**Extrait du document:**
════════════════

La partition de ce premier ouvrage lyrique d’Eric Breton, riche de ses nombreuses expériences antérieures en divers genres, offre des nuances diverses entre tutti, pupitres isolés voire solistes ; le leitmotiv, lui, « Combien de millions sommes-nous… », et l’anaphore « peuple abandonné, peuple bâillonné, peuple oublié, peuple humilié…. » demeurent effectivement accrochés à l’oreille, comme le souhaitait le compositeur. L’ONRAP (Orchestre National en Région Avignon-Provence) a su donner à ce Messie toutes les nuances de la partition : de belles inflexions, parfois des couleurs, en tout cas une solidité guidée par Samuel Jean au pupitre. Premier chef invité de l’Orchestre pendant huit ans, le maestro a rejoint le Sud-Ouest peu de temps avant que l’Orchestre Régional ne soit promu, grâce à lui et à Philippe Grison directeur général, « Orchestre National en Région » ; parti à sa demande et sans regret, il semblait néanmoins heureux de partager ce nouveau défi avec la phalange vauclusienne.
Les autres forces vives de l’Opéra Grand Avignon participent avec talent à la synergie de la production. Les Chœurs d’Aurore Marchand montrent une remarquable appropriation de l’œuvre, les enfants de la Maîtrise, en intervention conclusive, font honneur à leur formatrice Florence Goyon-Pogemberg, et l’on n’a pu que regretter l’emploi a minima du Ballet.

════════════════

**Données fournies:**
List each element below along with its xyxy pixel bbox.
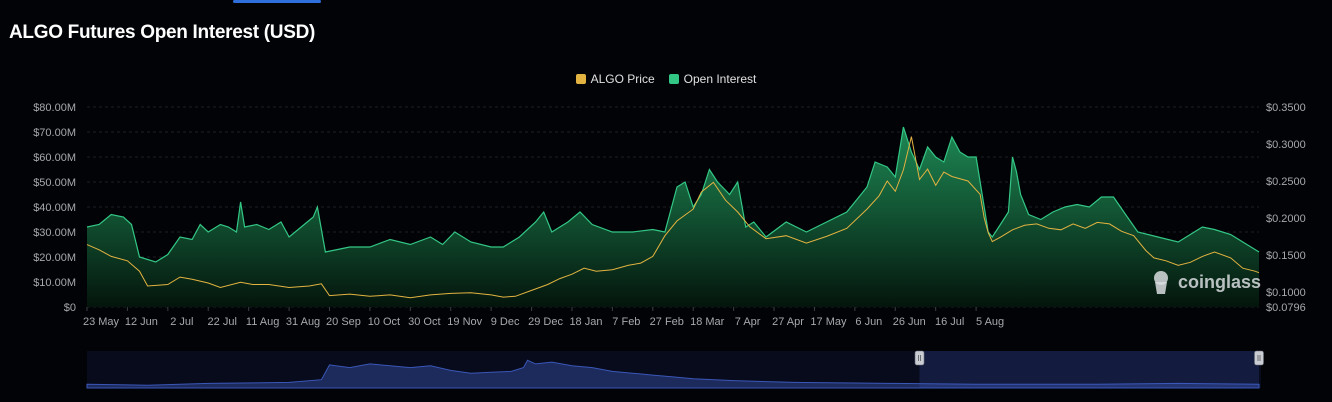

════════════════

**Consignes à suivre:**
A. Recopiez tout le passage de l'extrait de critique, depuis « Les autres forces » jusqu'à « minima du Ballet. ».
B. Répondez aux questions suivantes d'après l'extrait de critique :
(i) Qui guidait l'ONRAP au pupitre ?
(ii) Pendant combien d'années ce chef a-t-il été premier chef invité de l'Orchestre ?
(iii) Qui est la formatrice des enfants de la Maîtrise ?

**Réponses:**
A.
Les autres forces vives de l’Opéra Grand Avignon participent avec talent à la synergie de la production. Les Chœurs d’Aurore Marchand montrent une remarquable appropriation de l’œuvre, les enfants de la Maîtrise, en intervention conclusive, font honneur à leur formatrice Florence Goyon-Pogemberg, et l’on n’a pu que regretter l’emploi a minima du Ballet.

B.
(i) Samuel Jean.
(ii) Huit ans.
(iii) Florence Goyon-Pogemberg.